* [Problem requirements]: Copy the listing verbatim, excluding any images found in it.

(Part of a data file)
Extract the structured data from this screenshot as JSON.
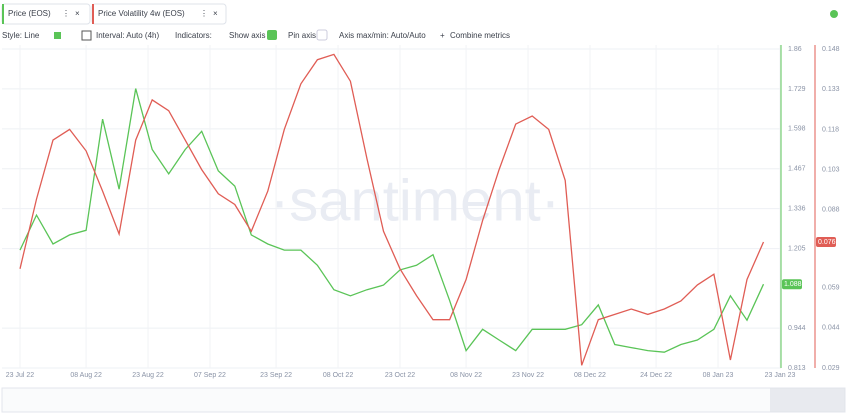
{
  "tabs": [
    "Price (EOS)",
    "Price Volatility 4w (EOS)"
  ],
  "toolbar": {
    "style": "Style: Line",
    "interval": "Interval: Auto (4h)",
    "indicators": "Indicators:",
    "show_axis": "Show axis",
    "pin_axis": "Pin axis",
    "axis_minmax": "Axis max/min: Auto/Auto",
    "combine": "Combine metrics"
  },
  "watermark": "·santiment·",
  "chart_data": {
    "type": "line",
    "grid": true,
    "x": [
      "2022-07-23",
      "2022-07-27",
      "2022-07-31",
      "2022-08-04",
      "2022-08-08",
      "2022-08-12",
      "2022-08-16",
      "2022-08-20",
      "2022-08-24",
      "2022-08-28",
      "2022-09-01",
      "2022-09-05",
      "2022-09-09",
      "2022-09-13",
      "2022-09-17",
      "2022-09-21",
      "2022-09-25",
      "2022-09-29",
      "2022-10-03",
      "2022-10-07",
      "2022-10-11",
      "2022-10-15",
      "2022-10-19",
      "2022-10-23",
      "2022-10-27",
      "2022-10-31",
      "2022-11-04",
      "2022-11-08",
      "2022-11-12",
      "2022-11-16",
      "2022-11-20",
      "2022-11-24",
      "2022-11-28",
      "2022-12-02",
      "2022-12-06",
      "2022-12-10",
      "2022-12-14",
      "2022-12-18",
      "2022-12-22",
      "2022-12-26",
      "2022-12-30",
      "2023-01-03",
      "2023-01-07",
      "2023-01-11",
      "2023-01-15",
      "2023-01-19"
    ],
    "xlim": [
      "2022-07-23",
      "2023-01-23"
    ],
    "xticks": [
      {
        "value": "2022-07-23",
        "label": "23 Jul 22"
      },
      {
        "value": "2022-08-08",
        "label": "08 Aug 22"
      },
      {
        "value": "2022-08-23",
        "label": "23 Aug 22"
      },
      {
        "value": "2022-09-07",
        "label": "07 Sep 22"
      },
      {
        "value": "2022-09-23",
        "label": "23 Sep 22"
      },
      {
        "value": "2022-10-08",
        "label": "08 Oct 22"
      },
      {
        "value": "2022-10-23",
        "label": "23 Oct 22"
      },
      {
        "value": "2022-11-08",
        "label": "08 Nov 22"
      },
      {
        "value": "2022-11-23",
        "label": "23 Nov 22"
      },
      {
        "value": "2022-12-08",
        "label": "08 Dec 22"
      },
      {
        "value": "2022-12-24",
        "label": "24 Dec 22"
      },
      {
        "value": "2023-01-08",
        "label": "08 Jan 23"
      },
      {
        "value": "2023-01-23",
        "label": "23 Jan 23"
      }
    ],
    "ylim": [
      0.813,
      1.86
    ],
    "yticks": [
      0.813,
      0.944,
      1.205,
      1.336,
      1.467,
      1.598,
      1.729,
      1.86
    ],
    "y2lim": [
      0.029,
      0.148
    ],
    "y2ticks": [
      0.029,
      0.044,
      0.059,
      0.088,
      0.103,
      0.118,
      0.133,
      0.148
    ],
    "series": [
      {
        "name": "Price (EOS)",
        "color": "#5ac457",
        "values": [
          1.2,
          1.315,
          1.22,
          1.25,
          1.265,
          1.63,
          1.4,
          1.73,
          1.53,
          1.45,
          1.53,
          1.59,
          1.46,
          1.41,
          1.25,
          1.22,
          1.2,
          1.2,
          1.15,
          1.07,
          1.05,
          1.07,
          1.085,
          1.135,
          1.15,
          1.185,
          1.035,
          0.87,
          0.94,
          0.905,
          0.87,
          0.94,
          0.94,
          0.94,
          0.955,
          1.02,
          0.89,
          0.88,
          0.87,
          0.865,
          0.89,
          0.905,
          0.94,
          1.05,
          0.97,
          1.088
        ]
      },
      {
        "name": "Price Volatility 4w (EOS)",
        "color": "#e05d55",
        "axis": "y2",
        "values": [
          0.066,
          0.092,
          0.114,
          0.118,
          0.11,
          0.095,
          0.079,
          0.114,
          0.129,
          0.125,
          0.114,
          0.103,
          0.094,
          0.09,
          0.08,
          0.095,
          0.118,
          0.135,
          0.144,
          0.146,
          0.136,
          0.107,
          0.08,
          0.066,
          0.056,
          0.047,
          0.047,
          0.062,
          0.084,
          0.103,
          0.12,
          0.123,
          0.118,
          0.099,
          0.03,
          0.047,
          0.049,
          0.051,
          0.049,
          0.051,
          0.054,
          0.06,
          0.064,
          0.032,
          0.062,
          0.076
        ]
      }
    ]
  }
}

* [Answer to the problem]:
Extract the structured data from this screenshot as JSON.
{
  "tabs": [
    "Price (EOS)",
    "Price Volatility 4w (EOS)"
  ],
  "toolbar": {
    "style": "Style: Line",
    "interval": "Interval: Auto (4h)",
    "indicators": "Indicators:",
    "show_axis": "Show axis",
    "pin_axis": "Pin axis",
    "axis_minmax": "Axis max/min: Auto/Auto",
    "combine": "Combine metrics"
  },
  "watermark": "·santiment·",
  "chart_data": {
    "type": "line",
    "grid": true,
    "x": [
      "2022-07-23",
      "2022-07-27",
      "2022-07-31",
      "2022-08-04",
      "2022-08-08",
      "2022-08-12",
      "2022-08-16",
      "2022-08-20",
      "2022-08-24",
      "2022-08-28",
      "2022-09-01",
      "2022-09-05",
      "2022-09-09",
      "2022-09-13",
      "2022-09-17",
      "2022-09-21",
      "2022-09-25",
      "2022-09-29",
      "2022-10-03",
      "2022-10-07",
      "2022-10-11",
      "2022-10-15",
      "2022-10-19",
      "2022-10-23",
      "2022-10-27",
      "2022-10-31",
      "2022-11-04",
      "2022-11-08",
      "2022-11-12",
      "2022-11-16",
      "2022-11-20",
      "2022-11-24",
      "2022-11-28",
      "2022-12-02",
      "2022-12-06",
      "2022-12-10",
      "2022-12-14",
      "2022-12-18",
      "2022-12-22",
      "2022-12-26",
      "2022-12-30",
      "2023-01-03",
      "2023-01-07",
      "2023-01-11",
      "2023-01-15",
      "2023-01-19"
    ],
    "xlim": [
      "2022-07-23",
      "2023-01-23"
    ],
    "xticks": [
      {
        "value": "2022-07-23",
        "label": "23 Jul 22"
      },
      {
        "value": "2022-08-08",
        "label": "08 Aug 22"
      },
      {
        "value": "2022-08-23",
        "label": "23 Aug 22"
      },
      {
        "value": "2022-09-07",
        "label": "07 Sep 22"
      },
      {
        "value": "2022-09-23",
        "label": "23 Sep 22"
      },
      {
        "value": "2022-10-08",
        "label": "08 Oct 22"
      },
      {
        "value": "2022-10-23",
        "label": "23 Oct 22"
      },
      {
        "value": "2022-11-08",
        "label": "08 Nov 22"
      },
      {
        "value": "2022-11-23",
        "label": "23 Nov 22"
      },
      {
        "value": "2022-12-08",
        "label": "08 Dec 22"
      },
      {
        "value": "2022-12-24",
        "label": "24 Dec 22"
      },
      {
        "value": "2023-01-08",
        "label": "08 Jan 23"
      },
      {
        "value": "2023-01-23",
        "label": "23 Jan 23"
      }
    ],
    "ylim": [
      0.813,
      1.86
    ],
    "yticks": [
      0.813,
      0.944,
      1.205,
      1.336,
      1.467,
      1.598,
      1.729,
      1.86
    ],
    "y2lim": [
      0.029,
      0.148
    ],
    "y2ticks": [
      0.029,
      0.044,
      0.059,
      0.088,
      0.103,
      0.118,
      0.133,
      0.148
    ],
    "series": [
      {
        "name": "Price (EOS)",
        "color": "#5ac457",
        "values": [
          1.2,
          1.315,
          1.22,
          1.25,
          1.265,
          1.63,
          1.4,
          1.73,
          1.53,
          1.45,
          1.53,
          1.59,
          1.46,
          1.41,
          1.25,
          1.22,
          1.2,
          1.2,
          1.15,
          1.07,
          1.05,
          1.07,
          1.085,
          1.135,
          1.15,
          1.185,
          1.035,
          0.87,
          0.94,
          0.905,
          0.87,
          0.94,
          0.94,
          0.94,
          0.955,
          1.02,
          0.89,
          0.88,
          0.87,
          0.865,
          0.89,
          0.905,
          0.94,
          1.05,
          0.97,
          1.088
        ]
      },
      {
        "name": "Price Volatility 4w (EOS)",
        "color": "#e05d55",
        "axis": "y2",
        "values": [
          0.066,
          0.092,
          0.114,
          0.118,
          0.11,
          0.095,
          0.079,
          0.114,
          0.129,
          0.125,
          0.114,
          0.103,
          0.094,
          0.09,
          0.08,
          0.095,
          0.118,
          0.135,
          0.144,
          0.146,
          0.136,
          0.107,
          0.08,
          0.066,
          0.056,
          0.047,
          0.047,
          0.062,
          0.084,
          0.103,
          0.12,
          0.123,
          0.118,
          0.099,
          0.03,
          0.047,
          0.049,
          0.051,
          0.049,
          0.051,
          0.054,
          0.06,
          0.064,
          0.032,
          0.062,
          0.076
        ]
      }
    ]
  }
}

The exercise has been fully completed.